Secondo il testo di riferimento, in quale anno è stata ultimata la “House of Abraham” ad Abu Dhabi?

▸ Testo di riferimento:

───

Architetture. Gli edifici, le città traducono nello spazio le intuizioni dello spirito, sono il diario dell’umanità.
Foto d’archivio, stampe ed incisioni documentano i numerosi ‹‹palinsesti di pietra›› (catalogo mostra p. 113) presenti nell’area mediterranea, a partire da S. Sofia a Istanbul e la grande Moschea degli Omayyadi a Damasco, che hanno preservato cospicui segni dell’architettura precedente e, la seconda, anche la venerazione di San Giovanni Battista di cui conserva la sepoltura.
Simmetrica, ma inversa, è la situazione della moschea-cattedrale di Cordova. Senza considerare che l’Islam ha appreso il linguaggio architettonico da Bisanzio, fecondando, a sua volta, quello occidentale in innumerevoli aspetti prima e dopo la Reconquista.
Architettura è anche immaginazione di ciò che sarà: dagli anni ’60 si assiste ad una fioritura di ricerche e progetti che esprimano l’esigenza interreligiosa scaturita, a livello teologico ed ecclesiale, dal Concilio Vaticano II, ma dilagante nelle società urbanizzate, sempre più cosmopolite e distaccate dal culto istituzionalizzato.
Viene presentato il progetto, mai realizzato, di Le Corbusier per la Basilica della Sainte-Beaume (1948), scavata nella roccia e concepita come luogo di fratellanza universale all’indomani della seconda guerra mondiale.

A. Broomberg – R. Gonzalez Anchor in the landscape
2023 LSC preview 11

Fotografie illustrano la planimetria e l’alzato della “House of Abraham” (Adjaye Associates), ultimato nel 2023 ad Abu Dhabi, mentre in un video il Pastore Hochberg, il Rabbino Ben-Chorin e l’Imam Kadir Sanci spiegano le ragioni della “House of One” che si sta costruendo a Berlino (Kuehn Malvezzi Architects, 2011). Si tratta di realizzare uno spazio di incontro e di dialogo nella diversità, significativamente allestito in un giardino ad Abu Dhabi, nel cuore del centro storico a Berlino per assumere nel nuovo l’eredità e la continuità con il passato.E. D’Alessandro conclude la sua presentazione affermando che

‹‹La sua inaugurazione, prevista per il 2028, sarà un banco di prova per comprendere se questi nuovi edifici possano davvero trasformarsi in centri di aggregazione e dialogo per le comunità di fede e la cittadinanza laica, o se invece rimarranno meri esercizi istituzionali senza riuscire a tradursi in spazi effettivi di partecipazione condivisa.››

La mescolanza di temi e forme testimoniata nell’ultima sezione della mostra Oggetti vagabondi – come per esempio la “Bibbia delle Crociate”, redatta alla corte di Luigi IX, annotata in latino in Italia nel XIV secolo, in persiano nel XVII, infine in giudeo-persiano nel XVIII- , talismani, ex-voto, artigianato e scambi scientifici parlano di un filo ininterrotto che, pur toccando le istituzioni, è alimentato dall’humus dei popoli, di quelle “genti” profetizzate da Is 2,1-5, Lc 13,29 e Mt 24,14 che, nelle forme più diverse o con la sola buona volontà, ‹‹…attendono con amore la sua manifestazione.›› (2 Tm 4,8). Le Croci (2017) del falegname F. Tuccio, fatte con i pezzi di legno provenienti dalle barche dei migranti a Lampedusa in segno di fratellanza e solidarietà, sono un’indicazione di rotta per il Giubileo della Speranza e per il cammino di ciascuno di noi.

───

▸ Materiale fornito:
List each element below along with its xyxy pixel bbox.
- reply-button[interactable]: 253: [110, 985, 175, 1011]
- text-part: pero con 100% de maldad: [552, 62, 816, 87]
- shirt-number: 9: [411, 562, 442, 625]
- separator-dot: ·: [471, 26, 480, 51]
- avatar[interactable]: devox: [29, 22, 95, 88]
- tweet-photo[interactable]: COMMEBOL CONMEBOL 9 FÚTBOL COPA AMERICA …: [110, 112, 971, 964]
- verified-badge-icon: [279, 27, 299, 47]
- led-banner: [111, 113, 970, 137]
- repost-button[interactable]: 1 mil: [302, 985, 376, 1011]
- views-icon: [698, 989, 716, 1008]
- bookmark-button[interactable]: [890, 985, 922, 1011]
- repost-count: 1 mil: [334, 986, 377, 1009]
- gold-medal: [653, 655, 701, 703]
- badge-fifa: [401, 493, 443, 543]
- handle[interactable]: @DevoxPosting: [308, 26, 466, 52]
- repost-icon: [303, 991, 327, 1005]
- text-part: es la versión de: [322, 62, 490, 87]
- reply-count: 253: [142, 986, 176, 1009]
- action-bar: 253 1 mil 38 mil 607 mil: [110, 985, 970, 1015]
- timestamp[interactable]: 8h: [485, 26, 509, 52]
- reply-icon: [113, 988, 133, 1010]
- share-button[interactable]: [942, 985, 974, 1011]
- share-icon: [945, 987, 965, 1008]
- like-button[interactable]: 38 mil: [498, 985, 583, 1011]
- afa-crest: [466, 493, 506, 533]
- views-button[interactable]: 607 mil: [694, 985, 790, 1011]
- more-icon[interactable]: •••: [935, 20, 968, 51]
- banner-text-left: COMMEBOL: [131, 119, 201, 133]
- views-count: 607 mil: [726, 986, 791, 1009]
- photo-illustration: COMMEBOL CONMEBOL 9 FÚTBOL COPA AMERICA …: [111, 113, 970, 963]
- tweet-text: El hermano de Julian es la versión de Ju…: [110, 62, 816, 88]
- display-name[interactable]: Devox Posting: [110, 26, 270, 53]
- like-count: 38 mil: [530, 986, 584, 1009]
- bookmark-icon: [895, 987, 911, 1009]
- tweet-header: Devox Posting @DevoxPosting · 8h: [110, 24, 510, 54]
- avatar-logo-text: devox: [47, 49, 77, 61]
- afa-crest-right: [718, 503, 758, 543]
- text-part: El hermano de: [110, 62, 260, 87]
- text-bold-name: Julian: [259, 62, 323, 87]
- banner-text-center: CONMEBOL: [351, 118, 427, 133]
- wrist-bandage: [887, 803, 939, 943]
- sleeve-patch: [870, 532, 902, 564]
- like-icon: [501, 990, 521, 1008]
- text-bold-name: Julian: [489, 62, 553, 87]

───

▸ Risposta: La “House of Abraham” è stata ultimata nel 2023.